● **GIVEN PROBLEM**:
What is the number of lines containing the word "Choose"? Please answer with that number and nothing more.

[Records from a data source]
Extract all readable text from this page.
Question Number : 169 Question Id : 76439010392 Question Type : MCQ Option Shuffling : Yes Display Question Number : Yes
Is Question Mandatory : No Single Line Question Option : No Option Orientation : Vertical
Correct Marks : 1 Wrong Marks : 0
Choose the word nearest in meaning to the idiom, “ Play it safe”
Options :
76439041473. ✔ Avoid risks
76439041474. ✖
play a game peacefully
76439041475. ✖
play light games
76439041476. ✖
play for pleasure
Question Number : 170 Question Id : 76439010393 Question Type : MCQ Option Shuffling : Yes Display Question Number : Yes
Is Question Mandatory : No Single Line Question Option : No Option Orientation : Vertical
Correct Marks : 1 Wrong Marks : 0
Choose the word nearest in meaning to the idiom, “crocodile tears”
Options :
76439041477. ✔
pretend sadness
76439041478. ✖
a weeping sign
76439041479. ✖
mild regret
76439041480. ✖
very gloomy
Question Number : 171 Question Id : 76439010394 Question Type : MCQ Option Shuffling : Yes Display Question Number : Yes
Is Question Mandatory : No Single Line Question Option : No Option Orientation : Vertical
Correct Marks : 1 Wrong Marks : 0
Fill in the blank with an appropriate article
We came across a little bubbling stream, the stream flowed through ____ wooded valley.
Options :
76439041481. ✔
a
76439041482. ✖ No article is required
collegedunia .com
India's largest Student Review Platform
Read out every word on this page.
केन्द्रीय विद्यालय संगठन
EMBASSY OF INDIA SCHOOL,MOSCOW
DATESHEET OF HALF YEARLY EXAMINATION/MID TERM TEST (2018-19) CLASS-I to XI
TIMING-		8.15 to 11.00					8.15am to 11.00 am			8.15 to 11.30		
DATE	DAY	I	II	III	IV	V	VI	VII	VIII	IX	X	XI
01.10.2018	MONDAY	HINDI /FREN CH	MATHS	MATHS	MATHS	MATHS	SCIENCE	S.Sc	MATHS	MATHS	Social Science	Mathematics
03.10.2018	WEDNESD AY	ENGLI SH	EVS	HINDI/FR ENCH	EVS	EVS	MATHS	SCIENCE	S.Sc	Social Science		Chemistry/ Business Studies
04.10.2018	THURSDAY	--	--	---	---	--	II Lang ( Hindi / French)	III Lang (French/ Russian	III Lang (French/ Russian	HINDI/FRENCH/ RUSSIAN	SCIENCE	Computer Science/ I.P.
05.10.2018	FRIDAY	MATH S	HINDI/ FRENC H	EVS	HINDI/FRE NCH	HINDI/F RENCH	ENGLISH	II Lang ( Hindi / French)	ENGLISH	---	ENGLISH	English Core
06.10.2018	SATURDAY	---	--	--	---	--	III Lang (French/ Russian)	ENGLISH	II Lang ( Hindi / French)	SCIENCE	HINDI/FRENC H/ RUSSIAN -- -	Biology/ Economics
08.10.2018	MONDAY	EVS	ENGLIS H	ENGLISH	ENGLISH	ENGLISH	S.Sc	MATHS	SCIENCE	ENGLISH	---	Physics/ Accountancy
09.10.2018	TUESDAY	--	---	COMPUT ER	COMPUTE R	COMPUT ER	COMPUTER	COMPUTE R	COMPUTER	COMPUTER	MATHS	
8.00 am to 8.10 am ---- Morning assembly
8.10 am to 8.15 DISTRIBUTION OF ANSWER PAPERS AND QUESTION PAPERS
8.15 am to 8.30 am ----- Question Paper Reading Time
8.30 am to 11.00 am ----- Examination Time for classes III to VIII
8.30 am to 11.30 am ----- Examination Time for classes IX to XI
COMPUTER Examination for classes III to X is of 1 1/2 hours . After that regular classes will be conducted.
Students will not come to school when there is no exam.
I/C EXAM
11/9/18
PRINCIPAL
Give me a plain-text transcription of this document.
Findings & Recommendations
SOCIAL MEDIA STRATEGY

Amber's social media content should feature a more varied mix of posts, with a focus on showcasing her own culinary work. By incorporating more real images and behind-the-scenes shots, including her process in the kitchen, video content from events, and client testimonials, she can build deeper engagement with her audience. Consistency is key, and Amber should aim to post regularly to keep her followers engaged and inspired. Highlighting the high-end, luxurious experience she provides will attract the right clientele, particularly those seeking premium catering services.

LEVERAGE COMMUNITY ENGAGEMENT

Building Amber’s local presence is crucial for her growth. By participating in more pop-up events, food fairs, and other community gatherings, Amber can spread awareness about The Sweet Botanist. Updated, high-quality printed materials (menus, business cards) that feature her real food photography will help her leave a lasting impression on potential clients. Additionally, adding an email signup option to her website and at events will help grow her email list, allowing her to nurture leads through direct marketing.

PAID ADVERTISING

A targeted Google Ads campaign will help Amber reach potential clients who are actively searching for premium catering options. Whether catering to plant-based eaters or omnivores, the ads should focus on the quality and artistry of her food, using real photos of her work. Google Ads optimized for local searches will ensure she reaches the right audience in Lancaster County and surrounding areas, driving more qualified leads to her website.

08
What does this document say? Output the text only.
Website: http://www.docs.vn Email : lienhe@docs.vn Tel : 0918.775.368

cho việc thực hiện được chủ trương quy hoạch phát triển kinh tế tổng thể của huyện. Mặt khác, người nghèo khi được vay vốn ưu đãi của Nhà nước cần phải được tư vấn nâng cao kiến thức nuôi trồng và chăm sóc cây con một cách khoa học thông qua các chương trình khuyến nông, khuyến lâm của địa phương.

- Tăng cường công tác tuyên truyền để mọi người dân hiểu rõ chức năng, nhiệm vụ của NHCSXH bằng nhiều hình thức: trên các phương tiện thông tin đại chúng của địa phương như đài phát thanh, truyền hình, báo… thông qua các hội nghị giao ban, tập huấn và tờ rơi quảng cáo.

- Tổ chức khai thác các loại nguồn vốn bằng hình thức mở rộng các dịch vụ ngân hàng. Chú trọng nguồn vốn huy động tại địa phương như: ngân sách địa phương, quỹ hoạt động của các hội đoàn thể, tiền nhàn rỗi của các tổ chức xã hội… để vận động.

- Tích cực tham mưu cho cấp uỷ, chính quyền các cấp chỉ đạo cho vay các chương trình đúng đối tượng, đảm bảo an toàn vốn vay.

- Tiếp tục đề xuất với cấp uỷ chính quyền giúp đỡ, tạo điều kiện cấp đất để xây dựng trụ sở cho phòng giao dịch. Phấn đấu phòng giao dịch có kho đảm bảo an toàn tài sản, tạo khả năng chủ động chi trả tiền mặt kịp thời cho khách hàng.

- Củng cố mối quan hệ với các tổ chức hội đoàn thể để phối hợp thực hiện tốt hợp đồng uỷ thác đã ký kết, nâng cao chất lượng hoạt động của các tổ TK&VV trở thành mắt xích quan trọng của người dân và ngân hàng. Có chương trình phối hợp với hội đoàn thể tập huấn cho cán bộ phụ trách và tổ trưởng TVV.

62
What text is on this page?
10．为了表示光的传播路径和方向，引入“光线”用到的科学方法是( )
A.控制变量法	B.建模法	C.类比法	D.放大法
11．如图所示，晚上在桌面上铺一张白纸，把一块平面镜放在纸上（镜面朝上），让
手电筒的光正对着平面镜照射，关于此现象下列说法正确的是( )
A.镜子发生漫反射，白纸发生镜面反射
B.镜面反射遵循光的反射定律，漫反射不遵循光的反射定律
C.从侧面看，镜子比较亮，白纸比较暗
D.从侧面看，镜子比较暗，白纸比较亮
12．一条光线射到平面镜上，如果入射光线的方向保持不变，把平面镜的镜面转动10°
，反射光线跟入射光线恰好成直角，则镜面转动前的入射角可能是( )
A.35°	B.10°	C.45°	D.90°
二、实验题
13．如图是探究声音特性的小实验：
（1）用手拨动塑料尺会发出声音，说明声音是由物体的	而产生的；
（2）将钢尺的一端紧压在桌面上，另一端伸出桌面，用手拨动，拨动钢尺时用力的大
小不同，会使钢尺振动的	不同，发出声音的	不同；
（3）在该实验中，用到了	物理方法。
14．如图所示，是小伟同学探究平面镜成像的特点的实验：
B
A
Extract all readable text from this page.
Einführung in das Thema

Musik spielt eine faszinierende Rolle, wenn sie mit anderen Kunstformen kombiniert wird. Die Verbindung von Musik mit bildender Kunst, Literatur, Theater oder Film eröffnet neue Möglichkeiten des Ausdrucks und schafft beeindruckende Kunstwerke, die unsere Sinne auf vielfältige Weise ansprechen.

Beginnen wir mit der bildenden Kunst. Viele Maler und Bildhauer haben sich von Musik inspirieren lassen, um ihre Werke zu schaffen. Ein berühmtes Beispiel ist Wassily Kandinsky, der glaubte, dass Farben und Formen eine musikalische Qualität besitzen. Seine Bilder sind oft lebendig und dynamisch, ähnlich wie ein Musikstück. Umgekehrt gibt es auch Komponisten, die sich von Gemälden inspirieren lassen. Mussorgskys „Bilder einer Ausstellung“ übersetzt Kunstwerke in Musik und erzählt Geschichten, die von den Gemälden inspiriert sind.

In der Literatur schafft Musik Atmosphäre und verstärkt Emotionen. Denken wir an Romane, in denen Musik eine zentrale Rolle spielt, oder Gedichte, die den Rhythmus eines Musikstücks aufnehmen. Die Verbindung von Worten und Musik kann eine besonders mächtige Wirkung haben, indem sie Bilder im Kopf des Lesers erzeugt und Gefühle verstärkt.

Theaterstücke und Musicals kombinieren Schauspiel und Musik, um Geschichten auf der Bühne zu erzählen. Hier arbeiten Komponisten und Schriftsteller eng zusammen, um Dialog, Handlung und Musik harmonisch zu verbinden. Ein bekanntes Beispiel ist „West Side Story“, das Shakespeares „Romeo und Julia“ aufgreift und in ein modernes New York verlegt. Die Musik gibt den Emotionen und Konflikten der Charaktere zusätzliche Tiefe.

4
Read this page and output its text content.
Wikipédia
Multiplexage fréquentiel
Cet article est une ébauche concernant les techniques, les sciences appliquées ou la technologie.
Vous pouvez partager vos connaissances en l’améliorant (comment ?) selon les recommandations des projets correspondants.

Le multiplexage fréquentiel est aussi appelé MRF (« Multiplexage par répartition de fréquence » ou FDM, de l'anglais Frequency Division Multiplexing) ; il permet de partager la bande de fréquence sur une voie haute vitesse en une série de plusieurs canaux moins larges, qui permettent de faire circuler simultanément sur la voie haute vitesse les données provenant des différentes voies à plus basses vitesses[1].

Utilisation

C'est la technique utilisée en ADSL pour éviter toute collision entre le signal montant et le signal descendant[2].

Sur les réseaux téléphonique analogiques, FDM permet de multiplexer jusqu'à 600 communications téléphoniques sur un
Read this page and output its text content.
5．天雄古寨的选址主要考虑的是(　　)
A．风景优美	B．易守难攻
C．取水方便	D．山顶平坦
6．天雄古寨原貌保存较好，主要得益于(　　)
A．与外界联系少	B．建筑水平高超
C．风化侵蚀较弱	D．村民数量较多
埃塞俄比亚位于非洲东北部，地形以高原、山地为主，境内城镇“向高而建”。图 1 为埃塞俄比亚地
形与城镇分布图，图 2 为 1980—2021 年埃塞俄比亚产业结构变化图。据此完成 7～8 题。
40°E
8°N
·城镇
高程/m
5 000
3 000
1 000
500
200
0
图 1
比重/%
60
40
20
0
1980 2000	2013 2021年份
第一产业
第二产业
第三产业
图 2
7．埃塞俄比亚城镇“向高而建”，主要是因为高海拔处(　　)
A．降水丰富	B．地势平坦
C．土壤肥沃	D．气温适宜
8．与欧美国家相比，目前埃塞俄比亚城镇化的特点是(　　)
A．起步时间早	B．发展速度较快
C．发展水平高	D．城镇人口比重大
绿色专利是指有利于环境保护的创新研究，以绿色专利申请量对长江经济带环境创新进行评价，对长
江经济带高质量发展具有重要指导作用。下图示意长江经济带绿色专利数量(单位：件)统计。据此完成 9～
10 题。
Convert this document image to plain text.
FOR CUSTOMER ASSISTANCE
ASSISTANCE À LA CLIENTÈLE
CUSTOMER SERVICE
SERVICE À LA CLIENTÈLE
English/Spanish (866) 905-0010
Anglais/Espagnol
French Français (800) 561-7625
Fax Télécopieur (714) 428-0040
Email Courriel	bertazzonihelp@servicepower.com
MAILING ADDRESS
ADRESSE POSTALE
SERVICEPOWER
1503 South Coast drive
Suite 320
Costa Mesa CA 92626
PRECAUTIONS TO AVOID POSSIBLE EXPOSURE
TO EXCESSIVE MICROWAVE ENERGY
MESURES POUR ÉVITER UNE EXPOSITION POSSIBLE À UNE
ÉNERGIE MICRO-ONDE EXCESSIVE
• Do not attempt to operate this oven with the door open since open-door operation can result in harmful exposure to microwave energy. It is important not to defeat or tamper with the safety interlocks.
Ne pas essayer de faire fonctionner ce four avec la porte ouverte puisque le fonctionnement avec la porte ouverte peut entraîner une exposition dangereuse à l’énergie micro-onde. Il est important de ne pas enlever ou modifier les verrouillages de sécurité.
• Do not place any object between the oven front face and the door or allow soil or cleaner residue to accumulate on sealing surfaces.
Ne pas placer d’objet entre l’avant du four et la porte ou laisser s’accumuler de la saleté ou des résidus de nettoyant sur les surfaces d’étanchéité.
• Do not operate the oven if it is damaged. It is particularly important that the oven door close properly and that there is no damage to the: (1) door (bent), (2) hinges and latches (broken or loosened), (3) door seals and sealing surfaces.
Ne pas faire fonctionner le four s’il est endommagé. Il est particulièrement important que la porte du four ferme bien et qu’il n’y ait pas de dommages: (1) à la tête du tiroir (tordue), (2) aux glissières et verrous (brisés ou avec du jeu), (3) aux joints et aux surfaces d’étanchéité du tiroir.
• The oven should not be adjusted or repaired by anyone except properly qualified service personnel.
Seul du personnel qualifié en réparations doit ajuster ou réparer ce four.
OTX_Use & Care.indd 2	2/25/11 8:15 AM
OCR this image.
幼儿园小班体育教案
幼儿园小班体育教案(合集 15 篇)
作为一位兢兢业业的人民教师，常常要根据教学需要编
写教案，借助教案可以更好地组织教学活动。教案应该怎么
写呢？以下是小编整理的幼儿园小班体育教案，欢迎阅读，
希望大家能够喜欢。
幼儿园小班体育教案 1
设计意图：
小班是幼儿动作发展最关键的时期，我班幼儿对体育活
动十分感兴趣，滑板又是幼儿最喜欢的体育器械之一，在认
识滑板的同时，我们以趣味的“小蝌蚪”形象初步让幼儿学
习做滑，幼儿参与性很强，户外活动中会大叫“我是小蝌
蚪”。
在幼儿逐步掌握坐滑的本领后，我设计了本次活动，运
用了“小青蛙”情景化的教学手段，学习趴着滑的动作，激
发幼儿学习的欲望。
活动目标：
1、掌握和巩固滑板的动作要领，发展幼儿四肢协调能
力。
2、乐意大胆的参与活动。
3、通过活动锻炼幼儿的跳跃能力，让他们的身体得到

● **FINISHED TASK**:
2